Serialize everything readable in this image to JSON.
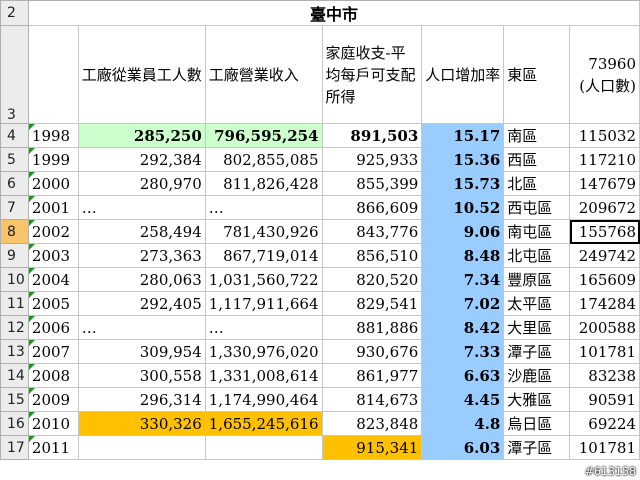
{
  "sheet": {
    "city_title": "臺中市",
    "headers": {
      "workers": "工廠從業員工人數",
      "revenue": "工廠營業收入",
      "income": "家庭收支-平均每戶可支配所得",
      "growth": "人口增加率",
      "district": "東區",
      "population_line1": "73960",
      "population_line2": "(人口數)"
    },
    "row_headers": [
      "2",
      "3",
      "4",
      "5",
      "6",
      "7",
      "8",
      "9",
      "10",
      "11",
      "12",
      "13",
      "14",
      "15",
      "16",
      "17"
    ],
    "rows": [
      {
        "year": "1998",
        "workers": "285,250",
        "revenue": "796,595,254",
        "income": "891,503",
        "growth": "15.17",
        "district": "南區",
        "population": "115032"
      },
      {
        "year": "1999",
        "workers": "292,384",
        "revenue": "802,855,085",
        "income": "925,933",
        "growth": "15.36",
        "district": "西區",
        "population": "117210"
      },
      {
        "year": "2000",
        "workers": "280,970",
        "revenue": "811,826,428",
        "income": "855,399",
        "growth": "15.73",
        "district": "北區",
        "population": "147679"
      },
      {
        "year": "2001",
        "workers": "…",
        "revenue": "…",
        "income": "866,609",
        "growth": "10.52",
        "district": "西屯區",
        "population": "209672"
      },
      {
        "year": "2002",
        "workers": "258,494",
        "revenue": "781,430,926",
        "income": "843,776",
        "growth": "9.06",
        "district": "南屯區",
        "population": "155768"
      },
      {
        "year": "2003",
        "workers": "273,363",
        "revenue": "867,719,014",
        "income": "856,510",
        "growth": "8.48",
        "district": "北屯區",
        "population": "249742"
      },
      {
        "year": "2004",
        "workers": "280,063",
        "revenue": "1,031,560,722",
        "income": "820,520",
        "growth": "7.34",
        "district": "豐原區",
        "population": "165609"
      },
      {
        "year": "2005",
        "workers": "292,405",
        "revenue": "1,117,911,664",
        "income": "829,541",
        "growth": "7.02",
        "district": "太平區",
        "population": "174284"
      },
      {
        "year": "2006",
        "workers": "…",
        "revenue": "…",
        "income": "881,886",
        "growth": "8.42",
        "district": "大里區",
        "population": "200588"
      },
      {
        "year": "2007",
        "workers": "309,954",
        "revenue": "1,330,976,020",
        "income": "930,676",
        "growth": "7.33",
        "district": "潭子區",
        "population": "101781"
      },
      {
        "year": "2008",
        "workers": "300,558",
        "revenue": "1,331,008,614",
        "income": "861,977",
        "growth": "6.63",
        "district": "沙鹿區",
        "population": "83238"
      },
      {
        "year": "2009",
        "workers": "296,314",
        "revenue": "1,174,990,464",
        "income": "814,673",
        "growth": "4.45",
        "district": "大雅區",
        "population": "90591"
      },
      {
        "year": "2010",
        "workers": "330,326",
        "revenue": "1,655,245,616",
        "income": "823,848",
        "growth": "4.8",
        "district": "烏日區",
        "population": "69224"
      },
      {
        "year": "2011",
        "workers": "",
        "revenue": "",
        "income": "915,341",
        "growth": "6.03",
        "district": "潭子區",
        "population": "101781"
      }
    ],
    "selected_row": "8"
  },
  "watermark": "#613158",
  "colors": {
    "highlight_green": "#ccffcc",
    "highlight_blue": "#99ccff",
    "highlight_orange": "#ffc000",
    "selected_header": "#f9c36a"
  }
}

GIVEN TASK:
In this exercise, set down all of the data exactly, without the pictures.

CORRECT RESPONSE:
Serialize everything readable in this image to JSON.
{
  "sheet": {
    "city_title": "臺中市",
    "headers": {
      "workers": "工廠從業員工人數",
      "revenue": "工廠營業收入",
      "income": "家庭收支-平均每戶可支配所得",
      "growth": "人口增加率",
      "district": "東區",
      "population_line1": "73960",
      "population_line2": "(人口數)"
    },
    "row_headers": [
      "2",
      "3",
      "4",
      "5",
      "6",
      "7",
      "8",
      "9",
      "10",
      "11",
      "12",
      "13",
      "14",
      "15",
      "16",
      "17"
    ],
    "rows": [
      {
        "year": "1998",
        "workers": "285,250",
        "revenue": "796,595,254",
        "income": "891,503",
        "growth": "15.17",
        "district": "南區",
        "population": "115032"
      },
      {
        "year": "1999",
        "workers": "292,384",
        "revenue": "802,855,085",
        "income": "925,933",
        "growth": "15.36",
        "district": "西區",
        "population": "117210"
      },
      {
        "year": "2000",
        "workers": "280,970",
        "revenue": "811,826,428",
        "income": "855,399",
        "growth": "15.73",
        "district": "北區",
        "population": "147679"
      },
      {
        "year": "2001",
        "workers": "…",
        "revenue": "…",
        "income": "866,609",
        "growth": "10.52",
        "district": "西屯區",
        "population": "209672"
      },
      {
        "year": "2002",
        "workers": "258,494",
        "revenue": "781,430,926",
        "income": "843,776",
        "growth": "9.06",
        "district": "南屯區",
        "population": "155768"
      },
      {
        "year": "2003",
        "workers": "273,363",
        "revenue": "867,719,014",
        "income": "856,510",
        "growth": "8.48",
        "district": "北屯區",
        "population": "249742"
      },
      {
        "year": "2004",
        "workers": "280,063",
        "revenue": "1,031,560,722",
        "income": "820,520",
        "growth": "7.34",
        "district": "豐原區",
        "population": "165609"
      },
      {
        "year": "2005",
        "workers": "292,405",
        "revenue": "1,117,911,664",
        "income": "829,541",
        "growth": "7.02",
        "district": "太平區",
        "population": "174284"
      },
      {
        "year": "2006",
        "workers": "…",
        "revenue": "…",
        "income": "881,886",
        "growth": "8.42",
        "district": "大里區",
        "population": "200588"
      },
      {
        "year": "2007",
        "workers": "309,954",
        "revenue": "1,330,976,020",
        "income": "930,676",
        "growth": "7.33",
        "district": "潭子區",
        "population": "101781"
      },
      {
        "year": "2008",
        "workers": "300,558",
        "revenue": "1,331,008,614",
        "income": "861,977",
        "growth": "6.63",
        "district": "沙鹿區",
        "population": "83238"
      },
      {
        "year": "2009",
        "workers": "296,314",
        "revenue": "1,174,990,464",
        "income": "814,673",
        "growth": "4.45",
        "district": "大雅區",
        "population": "90591"
      },
      {
        "year": "2010",
        "workers": "330,326",
        "revenue": "1,655,245,616",
        "income": "823,848",
        "growth": "4.8",
        "district": "烏日區",
        "population": "69224"
      },
      {
        "year": "2011",
        "workers": "",
        "revenue": "",
        "income": "915,341",
        "growth": "6.03",
        "district": "潭子區",
        "population": "101781"
      }
    ],
    "selected_row": "8"
  },
  "watermark": "#613158",
  "colors": {
    "highlight_green": "#ccffcc",
    "highlight_blue": "#99ccff",
    "highlight_orange": "#ffc000",
    "selected_header": "#f9c36a"
  }
}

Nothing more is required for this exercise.